╭─ SOURCE TEXT

# First AR Bushmaster



## CCC (Sep 3, 2008)

Just left Academy and bought my first AR a Bushmaster 90689 C15 with the included Bushnell red dot sight. I am ex military back when we were shooting M16 A-1's and I know there are better AR's on the market but for my uses a range trip once or twice a year, home defense (maybe never) I think it will do just fine. My question is when people say BM is a crappy product what are they referring to what makes it crappy and other more pricier AR's better SPECIFICALLY ?????????


----------



## fisheye48 (Sep 28, 2007)

jam, jam, shoots, jam, jam, jam, shoots, shoots, jam, jam, jam...repeat as necessary

and dont even try and shoot steel case though it!!! be better off just throwing the round...you will get some on here that say they love their bushmaster....but they are about 1/5 of one that works


----------



## CCC (Sep 3, 2008)

Did ALLOT of research and found maybe 80% for them saying no problems what so ever, we will see, taking her to the range this weekend with the cheapest ammo I could find Tulane and I will report back.


----------



## fisheye48 (Sep 28, 2007)

CCC said:


> Did ALLOT of research and found maybe 80% for them saying no problems what so ever, we will see, taking her to the range this weekend with the cheapest ammo I could find Tulane and I will report back.



HAHA good luck with that dirty ass tula....my AR shoots it like a champ but be prepared for some jams with it....if you dont mind me asking what you pay for your ar?


----------



## CCC (Sep 3, 2008)

We will see, report coming, Academy had them for $650.00, now you can get them at Deans gun shop online for $530.00 (When they are in stock), but then you have to pay shipping and an FFL fee wherever you ship it to, so it would come out the same.


----------



## CCC (Sep 3, 2008)

They had a Wyndham for the same price with no optics, but the knucklehead couldn't tell me the differences in it and a Bushmaster, so I figured I would take the BM with the optics even though the optics are cheap @ss.


----------



## fisheye48 (Sep 28, 2007)

buds has a del-ton for $625 free shipping


----------



## CCC (Sep 3, 2008)

And what is an FFL Fee ? Again I am not hunting Taliban and kicking doors in, it MIGHT get 100 rds a year thru it.


----------



## fisheye48 (Sep 28, 2007)

whatever the FFL charges....seen them from $20-100


----------



## Wharf Rat (Sep 27, 2007)

Go shoot it, bet it will be just fine!!!


----------



## MikeH (Jul 14, 2009)

You should be just fine, don't let the gun shop commandos tell you any different. I've had 4 bushmasters and never had an issue. I shot crappy wolf and Tula, up to hornady, and never a problem. I'll put my bushmaster up against any mall ninja super tacticool AR, and feel fine about it.


----------



## CCC (Sep 3, 2008)

That's what I am thinking Warf, couldn't see paying allot of money for something that sits in the safe waiting on the Zombie Apocalypse.


----------



## fisheye48 (Sep 28, 2007)

CCC said:


> That's what I am thinking Warf, couldn't see paying allot of money for something that sits in the safe waiting on the Zombie Apocalypse.

╰─
╭─ DATA UNDER STUDY

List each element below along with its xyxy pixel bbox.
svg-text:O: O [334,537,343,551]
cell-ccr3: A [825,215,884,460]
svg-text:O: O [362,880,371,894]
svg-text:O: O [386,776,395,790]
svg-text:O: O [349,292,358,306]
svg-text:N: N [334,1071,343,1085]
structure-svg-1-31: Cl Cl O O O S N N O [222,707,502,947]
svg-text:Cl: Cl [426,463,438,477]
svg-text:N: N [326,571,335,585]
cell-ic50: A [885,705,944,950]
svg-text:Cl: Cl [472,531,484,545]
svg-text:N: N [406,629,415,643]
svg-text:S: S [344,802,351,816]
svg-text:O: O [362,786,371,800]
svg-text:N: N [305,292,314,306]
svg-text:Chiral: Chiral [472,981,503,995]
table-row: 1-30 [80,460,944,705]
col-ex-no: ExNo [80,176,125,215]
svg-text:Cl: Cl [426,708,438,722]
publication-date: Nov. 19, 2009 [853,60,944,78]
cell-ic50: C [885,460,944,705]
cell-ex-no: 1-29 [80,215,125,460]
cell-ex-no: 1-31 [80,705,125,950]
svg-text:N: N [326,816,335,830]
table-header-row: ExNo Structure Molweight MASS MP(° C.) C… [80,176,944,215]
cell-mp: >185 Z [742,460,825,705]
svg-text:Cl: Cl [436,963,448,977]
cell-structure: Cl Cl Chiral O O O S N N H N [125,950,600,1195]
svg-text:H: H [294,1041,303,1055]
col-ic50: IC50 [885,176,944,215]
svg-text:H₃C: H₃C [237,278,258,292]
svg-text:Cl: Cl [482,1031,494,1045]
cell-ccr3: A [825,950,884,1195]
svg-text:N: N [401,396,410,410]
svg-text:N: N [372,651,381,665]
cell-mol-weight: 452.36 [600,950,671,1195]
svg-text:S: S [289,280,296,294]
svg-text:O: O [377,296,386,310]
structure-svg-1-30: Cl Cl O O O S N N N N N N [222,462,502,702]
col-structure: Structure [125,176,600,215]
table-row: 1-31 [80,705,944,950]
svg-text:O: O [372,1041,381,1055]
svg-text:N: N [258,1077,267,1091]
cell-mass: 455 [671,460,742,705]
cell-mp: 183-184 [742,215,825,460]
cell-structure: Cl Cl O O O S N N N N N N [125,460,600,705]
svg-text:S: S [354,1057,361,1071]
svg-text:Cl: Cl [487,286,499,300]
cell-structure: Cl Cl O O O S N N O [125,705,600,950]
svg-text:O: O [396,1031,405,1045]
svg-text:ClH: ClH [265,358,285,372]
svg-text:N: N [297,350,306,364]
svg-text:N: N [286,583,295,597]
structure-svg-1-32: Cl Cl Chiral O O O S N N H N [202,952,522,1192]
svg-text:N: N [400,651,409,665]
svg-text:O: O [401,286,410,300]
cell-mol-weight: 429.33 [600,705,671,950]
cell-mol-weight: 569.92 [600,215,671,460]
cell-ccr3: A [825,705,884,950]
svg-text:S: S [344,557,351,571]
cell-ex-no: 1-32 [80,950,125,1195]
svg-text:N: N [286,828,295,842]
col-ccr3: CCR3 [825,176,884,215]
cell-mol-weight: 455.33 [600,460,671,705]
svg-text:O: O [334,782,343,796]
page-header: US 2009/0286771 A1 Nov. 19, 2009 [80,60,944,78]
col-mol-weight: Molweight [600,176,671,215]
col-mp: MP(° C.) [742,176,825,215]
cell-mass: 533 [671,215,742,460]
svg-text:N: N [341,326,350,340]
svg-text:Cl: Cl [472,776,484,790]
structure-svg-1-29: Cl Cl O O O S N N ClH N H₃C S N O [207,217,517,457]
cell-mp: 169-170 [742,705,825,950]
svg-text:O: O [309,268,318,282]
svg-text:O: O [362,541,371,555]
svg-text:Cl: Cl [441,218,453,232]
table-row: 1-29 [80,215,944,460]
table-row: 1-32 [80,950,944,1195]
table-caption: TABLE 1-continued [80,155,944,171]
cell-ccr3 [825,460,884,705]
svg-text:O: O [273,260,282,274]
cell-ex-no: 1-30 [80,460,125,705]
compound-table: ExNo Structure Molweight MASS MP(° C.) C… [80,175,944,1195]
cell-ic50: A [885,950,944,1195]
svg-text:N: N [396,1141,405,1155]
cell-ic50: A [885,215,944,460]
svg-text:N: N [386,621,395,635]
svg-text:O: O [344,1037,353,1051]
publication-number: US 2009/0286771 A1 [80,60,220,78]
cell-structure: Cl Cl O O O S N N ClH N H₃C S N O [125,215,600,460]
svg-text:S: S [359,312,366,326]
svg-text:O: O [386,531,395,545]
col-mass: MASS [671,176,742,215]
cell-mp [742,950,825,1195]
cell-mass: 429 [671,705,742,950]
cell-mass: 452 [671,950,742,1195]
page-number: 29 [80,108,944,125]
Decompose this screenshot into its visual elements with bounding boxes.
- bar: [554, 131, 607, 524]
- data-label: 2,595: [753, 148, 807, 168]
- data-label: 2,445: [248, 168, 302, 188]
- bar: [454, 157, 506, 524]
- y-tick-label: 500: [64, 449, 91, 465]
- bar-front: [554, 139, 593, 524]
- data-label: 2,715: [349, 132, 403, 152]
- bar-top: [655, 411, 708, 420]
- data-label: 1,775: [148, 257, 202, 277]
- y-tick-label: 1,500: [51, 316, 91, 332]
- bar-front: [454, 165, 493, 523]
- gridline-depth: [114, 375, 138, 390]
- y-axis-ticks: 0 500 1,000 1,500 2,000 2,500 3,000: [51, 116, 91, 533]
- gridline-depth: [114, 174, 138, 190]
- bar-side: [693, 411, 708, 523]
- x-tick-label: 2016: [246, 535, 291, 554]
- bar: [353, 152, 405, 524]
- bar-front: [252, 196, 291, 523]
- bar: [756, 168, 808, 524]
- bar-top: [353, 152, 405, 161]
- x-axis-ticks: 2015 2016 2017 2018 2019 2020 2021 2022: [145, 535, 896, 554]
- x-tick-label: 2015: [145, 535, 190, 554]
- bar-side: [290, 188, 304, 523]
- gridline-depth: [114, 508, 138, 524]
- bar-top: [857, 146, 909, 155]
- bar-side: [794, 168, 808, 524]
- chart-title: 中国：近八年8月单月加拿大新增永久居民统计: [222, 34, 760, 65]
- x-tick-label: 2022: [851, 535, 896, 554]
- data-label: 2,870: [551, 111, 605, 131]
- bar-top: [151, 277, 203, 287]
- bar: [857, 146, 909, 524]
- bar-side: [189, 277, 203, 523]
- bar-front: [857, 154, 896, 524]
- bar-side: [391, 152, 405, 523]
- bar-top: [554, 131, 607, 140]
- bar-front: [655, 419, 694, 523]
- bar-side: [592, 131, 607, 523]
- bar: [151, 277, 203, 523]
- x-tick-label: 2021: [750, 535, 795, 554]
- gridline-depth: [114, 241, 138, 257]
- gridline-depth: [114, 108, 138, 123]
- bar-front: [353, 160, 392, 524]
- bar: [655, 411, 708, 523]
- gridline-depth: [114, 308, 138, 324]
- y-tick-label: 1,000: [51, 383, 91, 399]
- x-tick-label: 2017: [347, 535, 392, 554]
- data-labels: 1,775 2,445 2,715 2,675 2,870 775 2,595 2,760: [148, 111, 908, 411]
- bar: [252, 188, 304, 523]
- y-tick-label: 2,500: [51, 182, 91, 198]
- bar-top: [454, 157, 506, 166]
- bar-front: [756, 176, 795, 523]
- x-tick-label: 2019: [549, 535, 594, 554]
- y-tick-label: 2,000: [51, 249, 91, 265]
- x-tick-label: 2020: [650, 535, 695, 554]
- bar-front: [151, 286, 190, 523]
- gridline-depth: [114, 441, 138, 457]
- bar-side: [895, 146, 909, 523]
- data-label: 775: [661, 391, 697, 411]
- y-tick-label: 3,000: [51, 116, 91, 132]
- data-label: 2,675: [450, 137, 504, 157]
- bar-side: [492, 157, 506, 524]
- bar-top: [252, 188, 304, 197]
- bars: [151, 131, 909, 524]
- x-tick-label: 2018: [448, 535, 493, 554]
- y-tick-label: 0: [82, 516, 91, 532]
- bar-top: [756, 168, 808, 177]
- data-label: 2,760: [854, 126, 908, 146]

╰─

WORK TASK: Please reproduce, word for word, the part of the Bushmaster thread starting with "Just left Academy" and going on through "better SPECIFICALLY ?????????". Rely on the Bushmaster thread alone, not on the lines.

ANSWER SPACE:
Just left Academy and bought my first AR a Bushmaster 90689 C15 with the included Bushnell red dot sight. I am ex military back when we were shooting M16 A-1's and I know there are better AR's on the market but for my uses a range trip once or twice a year, home defense (maybe never) I think it will do just fine. My question is when people say BM is a crappy product what are they referring to what makes it crappy and other more pricier AR's better SPECIFICALLY ?????????